**Aufgaben:**
1. Gib aus dem Text über die Bieler Grünen den Abschnitt von „Die Pioniere der“ bis „Geschenk ihrer Grossmutter.“ wieder und tausche dabei „Grossmutter“ gegen „Tante“ aus.
2. Übersetze aus dem Text über die Bieler Grünen den Satz „Einen Führerausweis hat er jedenfalls nicht.“ ins Englische.

**Vorliegender Text:**
┏━━

Die Pioniere der grünen Welle

Bei den nationalen Wahlen im letzten Herbst gingen sie als Sieger hervor. Nun hoffen die Grünen bei den städtischen Wahlen auf zusätzliche Sitze im Stadtrat. Sie kämpfen gegen den Westast, für eine Velo-Allee – und dafür, die grünste Partei zu bleiben.

Zwei Bisherige: Myriam Roth fährt, Urs Scheuss geht lieber zu Fuss.  Matthias Käser
  • Dossier
Hannah Frei
 
Urs Scheuss ist Präsident der Grünen Biel – und er fährt kaum Fahrrad. Klimaschutztechnisch sei das aber kein Problem, sagt der 45-jährige Stadtrat, und verweist darauf, dass er hauptsächlich zu Fuss und mit den öffentlichen Verkehrsmitteln unterwegs sei. Einen Führerausweis hat er jedenfalls nicht. Myriam Roth, Stadträtin und Vize-Präsidentin der Grüne-Fraktion im Stadtrat, hingegen schon. Unterwegs ist die 29-Jährige aber meist mit einem alten Damenfahrrad, einem Geschenk ihrer Grossmutter.
 
Was die Bieler Verkehrspolitik betrifft, ziehen die beiden aber am selben Strick: Die Fussgängerinnen und Velofahrer sollen mehr Raum erhalten und der motorisierte Individualverkehr stärker eingeschränkt werden.

┗━━

**Datenauszug:**
┏━━

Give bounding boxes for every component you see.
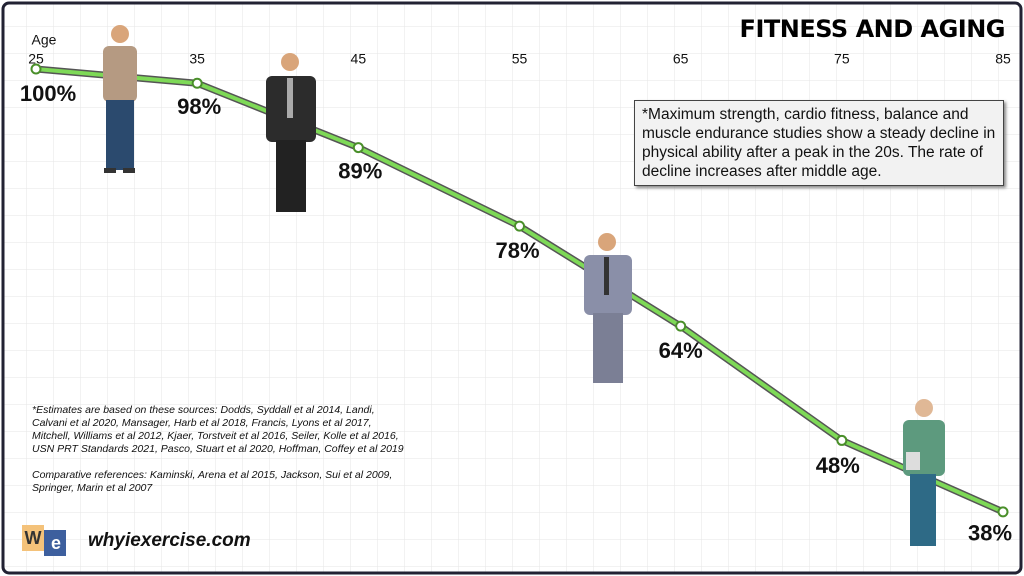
point	[514, 220, 525, 232]
footnote: Comparative references: Kaminski, Arena …	[32, 469, 393, 494]
footnotes: *Estimates are based on these sources: D…	[32, 404, 404, 508]
x-tick-label: 35	[189, 51, 205, 67]
x-tick-label: 45	[351, 51, 367, 67]
figure-young	[103, 25, 137, 173]
website: whyiexercise.com	[88, 530, 251, 551]
annotation: *Maximum strength, cardio fitness, balan…	[634, 100, 1004, 186]
point	[997, 506, 1009, 518]
x-tick-label: 25	[28, 51, 44, 67]
x-axis-label: Age	[32, 32, 57, 48]
point	[352, 142, 364, 154]
chart-title: FITNESS AND AGING	[740, 15, 1005, 43]
x-tick-label: 85	[995, 51, 1011, 67]
value-label: 89%	[338, 158, 382, 183]
figure-adult	[266, 53, 316, 212]
x-tick-label: 55	[512, 51, 528, 67]
value-label: 38%	[968, 521, 1012, 546]
x-tick-label: 65	[673, 51, 689, 67]
figure-old	[903, 399, 945, 546]
point	[836, 434, 848, 446]
point	[30, 63, 42, 75]
value-label: 78%	[495, 238, 539, 263]
logo-w: W	[25, 528, 42, 548]
point	[675, 320, 687, 332]
logo-e: e	[51, 533, 61, 553]
footnote: *Estimates are based on these sources: D…	[32, 404, 404, 455]
value-label: 100%	[20, 81, 76, 106]
figure-middle	[584, 233, 632, 383]
value-label: 98%	[177, 94, 221, 119]
logo: W e	[22, 525, 66, 556]
value-label: 64%	[659, 338, 703, 363]
value-label: 48%	[816, 453, 860, 478]
x-tick-label: 75	[834, 51, 850, 67]
point	[191, 77, 203, 89]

┗━━

**Lösungen:**
1.
Die Pioniere der grünen Welle

Bei den nationalen Wahlen im letzten Herbst gingen sie als Sieger hervor. Nun hoffen die Grünen bei den städtischen Wahlen auf zusätzliche Sitze im Stadtrat. Sie kämpfen gegen den Westast, für eine Velo-Allee – und dafür, die grünste Partei zu bleiben.

Zwei Bisherige: Myriam Roth fährt, Urs Scheuss geht lieber zu Fuss.  Matthias Käser
  • Dossier
Hannah Frei
 
Urs Scheuss ist Präsident der Grünen Biel – und er fährt kaum Fahrrad. Klimaschutztechnisch sei das aber kein Problem, sagt der 45-jährige Stadtrat, und verweist darauf, dass er hauptsächlich zu Fuss und mit den öffentlichen Verkehrsmitteln unterwegs sei. Einen Führerausweis hat er jedenfalls nicht. Myriam Roth, Stadträtin und Vize-Präsidentin der Grüne-Fraktion im Stadtrat, hingegen schon. Unterwegs ist die 29-Jährige aber meist mit einem alten Damenfahrrad, einem Geschenk ihrer Tante.

2. In any case, he does not have a driver's license.